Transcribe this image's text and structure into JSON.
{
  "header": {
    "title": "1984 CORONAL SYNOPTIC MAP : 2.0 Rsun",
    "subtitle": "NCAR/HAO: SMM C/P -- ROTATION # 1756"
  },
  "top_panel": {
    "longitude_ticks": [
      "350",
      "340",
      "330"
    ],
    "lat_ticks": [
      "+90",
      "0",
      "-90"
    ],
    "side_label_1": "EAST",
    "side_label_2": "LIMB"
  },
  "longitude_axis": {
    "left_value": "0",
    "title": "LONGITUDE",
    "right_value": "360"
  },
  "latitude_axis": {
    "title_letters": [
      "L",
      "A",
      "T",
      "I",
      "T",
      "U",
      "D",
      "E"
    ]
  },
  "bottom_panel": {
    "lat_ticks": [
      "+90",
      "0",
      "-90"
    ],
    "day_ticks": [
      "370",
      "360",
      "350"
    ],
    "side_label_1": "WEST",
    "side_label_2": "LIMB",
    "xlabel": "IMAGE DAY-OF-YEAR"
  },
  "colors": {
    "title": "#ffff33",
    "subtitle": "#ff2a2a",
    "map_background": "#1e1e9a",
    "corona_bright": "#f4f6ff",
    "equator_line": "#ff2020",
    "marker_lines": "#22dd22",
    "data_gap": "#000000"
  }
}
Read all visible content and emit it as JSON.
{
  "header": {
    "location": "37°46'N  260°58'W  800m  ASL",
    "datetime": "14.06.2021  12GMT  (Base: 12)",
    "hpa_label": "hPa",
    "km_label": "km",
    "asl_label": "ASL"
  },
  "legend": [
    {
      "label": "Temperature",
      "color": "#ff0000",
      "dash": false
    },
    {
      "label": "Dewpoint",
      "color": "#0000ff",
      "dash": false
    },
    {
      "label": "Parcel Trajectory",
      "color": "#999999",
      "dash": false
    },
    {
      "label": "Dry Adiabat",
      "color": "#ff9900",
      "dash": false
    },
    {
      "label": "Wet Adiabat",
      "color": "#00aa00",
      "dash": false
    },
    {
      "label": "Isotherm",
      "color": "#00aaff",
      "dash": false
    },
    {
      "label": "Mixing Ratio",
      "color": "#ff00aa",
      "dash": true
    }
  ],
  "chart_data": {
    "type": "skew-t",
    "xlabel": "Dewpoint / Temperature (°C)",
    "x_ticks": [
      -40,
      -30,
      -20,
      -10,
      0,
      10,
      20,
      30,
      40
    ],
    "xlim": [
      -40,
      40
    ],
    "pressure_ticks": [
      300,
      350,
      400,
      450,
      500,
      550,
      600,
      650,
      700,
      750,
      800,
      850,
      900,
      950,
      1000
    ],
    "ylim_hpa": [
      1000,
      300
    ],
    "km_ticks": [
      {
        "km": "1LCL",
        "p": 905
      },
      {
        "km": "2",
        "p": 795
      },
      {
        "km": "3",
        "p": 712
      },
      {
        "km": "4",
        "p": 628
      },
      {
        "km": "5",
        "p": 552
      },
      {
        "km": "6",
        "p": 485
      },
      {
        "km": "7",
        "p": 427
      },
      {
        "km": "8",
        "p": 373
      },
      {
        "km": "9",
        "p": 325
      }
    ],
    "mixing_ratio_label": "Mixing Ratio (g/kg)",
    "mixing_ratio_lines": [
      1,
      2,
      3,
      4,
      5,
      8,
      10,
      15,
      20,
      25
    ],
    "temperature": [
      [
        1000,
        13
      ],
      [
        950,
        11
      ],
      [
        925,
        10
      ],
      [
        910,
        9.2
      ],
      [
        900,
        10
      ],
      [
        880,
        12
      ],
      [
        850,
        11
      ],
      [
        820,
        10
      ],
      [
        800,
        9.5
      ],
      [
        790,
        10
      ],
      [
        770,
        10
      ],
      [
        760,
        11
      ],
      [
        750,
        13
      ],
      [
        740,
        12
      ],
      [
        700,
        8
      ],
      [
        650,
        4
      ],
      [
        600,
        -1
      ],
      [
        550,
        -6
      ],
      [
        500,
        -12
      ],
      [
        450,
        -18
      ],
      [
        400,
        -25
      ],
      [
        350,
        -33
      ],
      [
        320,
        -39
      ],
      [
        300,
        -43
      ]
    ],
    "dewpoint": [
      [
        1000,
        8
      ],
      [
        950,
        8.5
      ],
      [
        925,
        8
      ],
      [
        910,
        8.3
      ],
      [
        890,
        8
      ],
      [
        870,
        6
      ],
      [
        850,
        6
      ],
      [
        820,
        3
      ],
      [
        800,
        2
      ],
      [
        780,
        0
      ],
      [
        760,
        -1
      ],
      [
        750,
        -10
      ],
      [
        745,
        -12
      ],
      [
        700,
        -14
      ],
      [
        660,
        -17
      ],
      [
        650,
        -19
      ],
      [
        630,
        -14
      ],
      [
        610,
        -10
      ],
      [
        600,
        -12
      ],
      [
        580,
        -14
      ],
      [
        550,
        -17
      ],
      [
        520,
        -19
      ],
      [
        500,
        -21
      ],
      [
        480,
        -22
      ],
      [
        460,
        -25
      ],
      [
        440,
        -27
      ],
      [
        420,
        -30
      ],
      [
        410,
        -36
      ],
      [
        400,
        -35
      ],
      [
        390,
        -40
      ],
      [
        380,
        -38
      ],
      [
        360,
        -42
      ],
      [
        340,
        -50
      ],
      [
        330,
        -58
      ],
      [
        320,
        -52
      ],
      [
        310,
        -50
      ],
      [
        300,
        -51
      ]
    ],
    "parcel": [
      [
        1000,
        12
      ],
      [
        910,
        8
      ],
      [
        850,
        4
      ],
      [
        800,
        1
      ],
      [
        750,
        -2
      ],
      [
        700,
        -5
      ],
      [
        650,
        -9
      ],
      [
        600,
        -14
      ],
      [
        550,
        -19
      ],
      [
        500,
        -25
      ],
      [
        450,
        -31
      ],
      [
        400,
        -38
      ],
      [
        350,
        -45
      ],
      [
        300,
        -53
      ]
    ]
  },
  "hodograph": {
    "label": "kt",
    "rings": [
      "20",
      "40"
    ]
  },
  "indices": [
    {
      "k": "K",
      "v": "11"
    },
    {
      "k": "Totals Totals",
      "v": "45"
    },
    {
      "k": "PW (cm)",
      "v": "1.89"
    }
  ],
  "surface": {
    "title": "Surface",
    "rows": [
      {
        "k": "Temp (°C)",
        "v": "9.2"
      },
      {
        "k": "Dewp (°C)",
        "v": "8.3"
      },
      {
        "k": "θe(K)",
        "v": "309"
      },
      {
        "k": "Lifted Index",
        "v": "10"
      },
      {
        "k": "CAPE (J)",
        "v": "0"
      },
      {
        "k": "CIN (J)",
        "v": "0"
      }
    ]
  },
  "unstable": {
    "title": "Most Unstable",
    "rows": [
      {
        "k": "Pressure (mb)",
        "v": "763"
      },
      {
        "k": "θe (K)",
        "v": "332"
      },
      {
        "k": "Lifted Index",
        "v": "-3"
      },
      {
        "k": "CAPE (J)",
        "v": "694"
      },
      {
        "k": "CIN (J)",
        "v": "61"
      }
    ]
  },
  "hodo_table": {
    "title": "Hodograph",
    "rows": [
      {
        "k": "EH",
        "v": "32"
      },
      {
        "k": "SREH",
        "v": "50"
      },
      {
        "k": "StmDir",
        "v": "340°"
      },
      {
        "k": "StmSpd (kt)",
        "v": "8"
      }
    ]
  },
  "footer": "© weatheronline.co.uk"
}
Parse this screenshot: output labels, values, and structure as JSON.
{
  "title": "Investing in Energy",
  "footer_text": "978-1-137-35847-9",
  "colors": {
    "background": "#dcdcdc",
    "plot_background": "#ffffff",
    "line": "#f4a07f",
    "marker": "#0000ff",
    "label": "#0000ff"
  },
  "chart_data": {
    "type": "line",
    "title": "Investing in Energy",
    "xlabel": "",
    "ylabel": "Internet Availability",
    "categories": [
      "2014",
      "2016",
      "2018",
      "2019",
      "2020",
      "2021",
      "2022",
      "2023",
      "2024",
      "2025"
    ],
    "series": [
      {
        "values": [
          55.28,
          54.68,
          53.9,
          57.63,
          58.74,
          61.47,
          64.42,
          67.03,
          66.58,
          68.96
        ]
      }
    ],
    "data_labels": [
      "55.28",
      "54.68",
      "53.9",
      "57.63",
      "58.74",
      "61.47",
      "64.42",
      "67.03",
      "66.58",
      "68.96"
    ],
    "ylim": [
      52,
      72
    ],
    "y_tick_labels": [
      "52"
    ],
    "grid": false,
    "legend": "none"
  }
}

**Work required**
Find the line containing "Parse this screenshot: output" in the material above. Print it and every line after it through the end, exactly and only those.

**Finished answer**
Parse this screenshot: output labels, values, and structure as JSON.
{
  "title": "Investing in Energy",
  "footer_text": "978-1-137-35847-9",
  "colors": {
    "background": "#dcdcdc",
    "plot_background": "#ffffff",
    "line": "#f4a07f",
    "marker": "#0000ff",
    "label": "#0000ff"
  },
  "chart_data": {
    "type": "line",
    "title": "Investing in Energy",
    "xlabel": "",
    "ylabel": "Internet Availability",
    "categories": [
      "2014",
      "2016",
      "2018",
      "2019",
      "2020",
      "2021",
      "2022",
      "2023",
      "2024",
      "2025"
    ],
    "series": [
      {
        "values": [
          55.28,
          54.68,
          53.9,
          57.63,
          58.74,
          61.47,
          64.42,
          67.03,
          66.58,
          68.96
        ]
      }
    ],
    "data_labels": [
      "55.28",
      "54.68",
      "53.9",
      "57.63",
      "58.74",
      "61.47",
      "64.42",
      "67.03",
      "66.58",
      "68.96"
    ],
    "ylim": [
      52,
      72
    ],
    "y_tick_labels": [
      "52"
    ],
    "grid": false,
    "legend": "none"
  }
}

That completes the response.